TASK STATEMENT –
How many lines of these entries hold the string "your"? Reply with the number alone.

== TASK INPUTS

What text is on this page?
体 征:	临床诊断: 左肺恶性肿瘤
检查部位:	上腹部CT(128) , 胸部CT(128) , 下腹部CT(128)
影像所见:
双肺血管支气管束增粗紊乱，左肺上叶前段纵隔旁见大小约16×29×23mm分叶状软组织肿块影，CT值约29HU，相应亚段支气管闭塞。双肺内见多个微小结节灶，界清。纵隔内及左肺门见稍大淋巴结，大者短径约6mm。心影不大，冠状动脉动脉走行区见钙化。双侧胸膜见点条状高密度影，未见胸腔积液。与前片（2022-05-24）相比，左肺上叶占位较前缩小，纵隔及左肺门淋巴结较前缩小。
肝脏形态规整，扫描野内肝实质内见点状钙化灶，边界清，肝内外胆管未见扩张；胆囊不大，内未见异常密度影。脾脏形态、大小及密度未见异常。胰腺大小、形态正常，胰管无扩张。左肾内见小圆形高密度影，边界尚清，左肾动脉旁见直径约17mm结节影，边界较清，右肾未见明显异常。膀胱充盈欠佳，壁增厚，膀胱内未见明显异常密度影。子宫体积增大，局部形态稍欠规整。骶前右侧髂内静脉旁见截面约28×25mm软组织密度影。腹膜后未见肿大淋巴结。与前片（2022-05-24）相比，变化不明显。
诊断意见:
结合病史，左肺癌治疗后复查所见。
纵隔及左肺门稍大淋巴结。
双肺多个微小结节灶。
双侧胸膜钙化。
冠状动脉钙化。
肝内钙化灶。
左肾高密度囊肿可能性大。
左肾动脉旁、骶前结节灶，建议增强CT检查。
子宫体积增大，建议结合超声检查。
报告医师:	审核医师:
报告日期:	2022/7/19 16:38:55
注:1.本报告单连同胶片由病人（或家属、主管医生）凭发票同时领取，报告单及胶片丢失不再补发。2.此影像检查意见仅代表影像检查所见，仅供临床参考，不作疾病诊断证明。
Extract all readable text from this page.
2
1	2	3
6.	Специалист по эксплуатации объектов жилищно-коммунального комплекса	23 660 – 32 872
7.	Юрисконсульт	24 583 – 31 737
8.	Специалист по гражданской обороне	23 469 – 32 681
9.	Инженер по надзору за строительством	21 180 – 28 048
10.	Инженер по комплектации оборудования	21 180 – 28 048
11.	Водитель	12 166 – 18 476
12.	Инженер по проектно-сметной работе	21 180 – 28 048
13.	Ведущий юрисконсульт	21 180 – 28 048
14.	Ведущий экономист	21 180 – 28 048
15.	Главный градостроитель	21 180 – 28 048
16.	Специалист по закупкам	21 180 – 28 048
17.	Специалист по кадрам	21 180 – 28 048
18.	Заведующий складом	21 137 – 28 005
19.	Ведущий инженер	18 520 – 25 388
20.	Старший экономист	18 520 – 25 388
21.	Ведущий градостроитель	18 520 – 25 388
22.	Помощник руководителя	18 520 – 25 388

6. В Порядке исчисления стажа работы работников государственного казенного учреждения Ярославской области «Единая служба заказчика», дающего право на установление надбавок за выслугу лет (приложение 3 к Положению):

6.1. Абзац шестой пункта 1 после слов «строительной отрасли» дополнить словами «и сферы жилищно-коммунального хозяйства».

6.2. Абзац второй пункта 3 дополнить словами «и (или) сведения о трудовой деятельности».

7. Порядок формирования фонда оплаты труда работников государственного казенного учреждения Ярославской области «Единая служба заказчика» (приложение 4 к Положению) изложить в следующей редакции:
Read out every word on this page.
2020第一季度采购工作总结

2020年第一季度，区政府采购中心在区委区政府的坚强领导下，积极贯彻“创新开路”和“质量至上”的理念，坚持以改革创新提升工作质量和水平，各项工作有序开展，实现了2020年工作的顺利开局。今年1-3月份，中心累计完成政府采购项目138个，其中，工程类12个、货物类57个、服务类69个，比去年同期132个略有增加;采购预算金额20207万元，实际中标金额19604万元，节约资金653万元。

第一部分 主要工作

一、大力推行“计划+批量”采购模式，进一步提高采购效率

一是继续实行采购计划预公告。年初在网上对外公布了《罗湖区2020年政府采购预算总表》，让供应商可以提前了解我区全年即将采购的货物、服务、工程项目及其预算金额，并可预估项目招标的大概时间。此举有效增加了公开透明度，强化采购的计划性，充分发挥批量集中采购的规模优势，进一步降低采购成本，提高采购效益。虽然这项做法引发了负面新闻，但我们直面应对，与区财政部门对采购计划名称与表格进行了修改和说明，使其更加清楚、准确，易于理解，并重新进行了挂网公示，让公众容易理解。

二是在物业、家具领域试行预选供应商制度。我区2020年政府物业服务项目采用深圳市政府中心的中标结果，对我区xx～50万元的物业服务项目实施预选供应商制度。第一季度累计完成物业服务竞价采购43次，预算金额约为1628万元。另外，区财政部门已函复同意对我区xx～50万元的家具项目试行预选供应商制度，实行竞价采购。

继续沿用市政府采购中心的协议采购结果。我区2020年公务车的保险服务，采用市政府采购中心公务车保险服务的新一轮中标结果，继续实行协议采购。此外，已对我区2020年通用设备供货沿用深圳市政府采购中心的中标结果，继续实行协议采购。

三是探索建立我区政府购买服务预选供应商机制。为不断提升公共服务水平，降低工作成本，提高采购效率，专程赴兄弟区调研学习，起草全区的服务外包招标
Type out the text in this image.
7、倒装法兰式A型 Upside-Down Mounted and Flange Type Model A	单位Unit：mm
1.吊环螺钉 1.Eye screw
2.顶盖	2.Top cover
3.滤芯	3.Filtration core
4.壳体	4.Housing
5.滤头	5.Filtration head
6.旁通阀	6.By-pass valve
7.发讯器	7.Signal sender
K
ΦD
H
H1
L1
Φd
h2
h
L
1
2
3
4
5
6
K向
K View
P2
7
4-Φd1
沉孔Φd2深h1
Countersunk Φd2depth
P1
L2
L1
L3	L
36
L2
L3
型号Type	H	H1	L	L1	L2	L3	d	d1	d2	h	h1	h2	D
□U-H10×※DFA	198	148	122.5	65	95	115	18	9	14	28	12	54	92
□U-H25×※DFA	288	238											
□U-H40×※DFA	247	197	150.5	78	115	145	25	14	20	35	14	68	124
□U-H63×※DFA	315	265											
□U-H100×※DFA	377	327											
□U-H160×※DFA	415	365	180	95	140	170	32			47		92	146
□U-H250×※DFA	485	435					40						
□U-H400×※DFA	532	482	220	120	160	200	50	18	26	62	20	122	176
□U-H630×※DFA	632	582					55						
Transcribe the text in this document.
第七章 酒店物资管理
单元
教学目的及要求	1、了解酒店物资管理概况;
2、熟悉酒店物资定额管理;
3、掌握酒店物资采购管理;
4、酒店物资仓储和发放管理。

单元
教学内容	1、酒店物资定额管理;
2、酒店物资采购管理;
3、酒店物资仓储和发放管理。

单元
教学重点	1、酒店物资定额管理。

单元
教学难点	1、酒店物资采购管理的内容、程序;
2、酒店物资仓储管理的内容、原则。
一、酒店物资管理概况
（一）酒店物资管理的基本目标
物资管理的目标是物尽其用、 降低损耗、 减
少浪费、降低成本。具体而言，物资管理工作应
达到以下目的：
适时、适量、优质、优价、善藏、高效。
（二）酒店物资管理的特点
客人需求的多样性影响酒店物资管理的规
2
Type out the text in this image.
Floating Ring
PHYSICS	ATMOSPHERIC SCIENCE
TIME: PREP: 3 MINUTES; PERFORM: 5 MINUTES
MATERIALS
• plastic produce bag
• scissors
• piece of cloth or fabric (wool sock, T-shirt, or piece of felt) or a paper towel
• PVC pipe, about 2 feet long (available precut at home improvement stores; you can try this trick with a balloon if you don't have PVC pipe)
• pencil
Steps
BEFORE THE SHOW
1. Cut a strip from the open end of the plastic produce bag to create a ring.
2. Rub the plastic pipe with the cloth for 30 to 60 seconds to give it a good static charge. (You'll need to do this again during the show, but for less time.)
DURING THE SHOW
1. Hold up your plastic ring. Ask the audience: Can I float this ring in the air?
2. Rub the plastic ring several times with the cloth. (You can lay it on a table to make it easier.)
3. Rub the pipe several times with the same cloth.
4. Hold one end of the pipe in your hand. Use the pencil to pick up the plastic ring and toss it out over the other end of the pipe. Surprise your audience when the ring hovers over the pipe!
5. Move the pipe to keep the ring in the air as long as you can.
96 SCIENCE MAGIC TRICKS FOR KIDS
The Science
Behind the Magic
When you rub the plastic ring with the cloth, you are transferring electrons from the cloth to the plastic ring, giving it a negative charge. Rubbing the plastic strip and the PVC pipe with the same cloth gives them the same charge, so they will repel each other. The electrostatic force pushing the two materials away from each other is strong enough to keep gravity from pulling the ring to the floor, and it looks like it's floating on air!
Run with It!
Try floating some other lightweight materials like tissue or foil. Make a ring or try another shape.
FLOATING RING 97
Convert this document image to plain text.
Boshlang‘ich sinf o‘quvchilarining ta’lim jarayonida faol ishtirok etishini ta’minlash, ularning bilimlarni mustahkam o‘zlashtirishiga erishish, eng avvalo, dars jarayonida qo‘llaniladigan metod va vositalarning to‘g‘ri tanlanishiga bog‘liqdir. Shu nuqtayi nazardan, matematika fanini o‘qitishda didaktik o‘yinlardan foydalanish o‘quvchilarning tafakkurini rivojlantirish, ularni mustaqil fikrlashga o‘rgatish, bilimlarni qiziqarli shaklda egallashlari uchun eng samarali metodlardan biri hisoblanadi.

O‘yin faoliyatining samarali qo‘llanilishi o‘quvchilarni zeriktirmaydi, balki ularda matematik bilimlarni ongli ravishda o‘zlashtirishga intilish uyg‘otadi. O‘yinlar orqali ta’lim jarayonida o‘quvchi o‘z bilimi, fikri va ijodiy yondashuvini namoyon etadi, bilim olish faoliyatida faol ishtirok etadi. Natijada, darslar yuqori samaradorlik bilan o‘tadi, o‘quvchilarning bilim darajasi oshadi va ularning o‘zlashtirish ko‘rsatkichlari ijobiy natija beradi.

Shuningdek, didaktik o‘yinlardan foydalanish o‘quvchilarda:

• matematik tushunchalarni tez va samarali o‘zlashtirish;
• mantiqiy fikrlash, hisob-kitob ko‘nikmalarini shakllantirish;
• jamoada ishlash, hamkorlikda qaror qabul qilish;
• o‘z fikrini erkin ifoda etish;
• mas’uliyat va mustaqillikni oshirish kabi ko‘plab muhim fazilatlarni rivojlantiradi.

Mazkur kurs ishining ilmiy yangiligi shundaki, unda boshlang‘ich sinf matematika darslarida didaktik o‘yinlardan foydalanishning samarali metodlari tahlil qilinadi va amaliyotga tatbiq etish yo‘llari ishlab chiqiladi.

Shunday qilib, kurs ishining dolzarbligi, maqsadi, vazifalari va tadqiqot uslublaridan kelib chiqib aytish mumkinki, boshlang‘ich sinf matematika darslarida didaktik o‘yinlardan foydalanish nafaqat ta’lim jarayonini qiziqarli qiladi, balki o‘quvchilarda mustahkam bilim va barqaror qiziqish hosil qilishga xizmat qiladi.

====

SOLUTION TO THIS EXERCISE –
2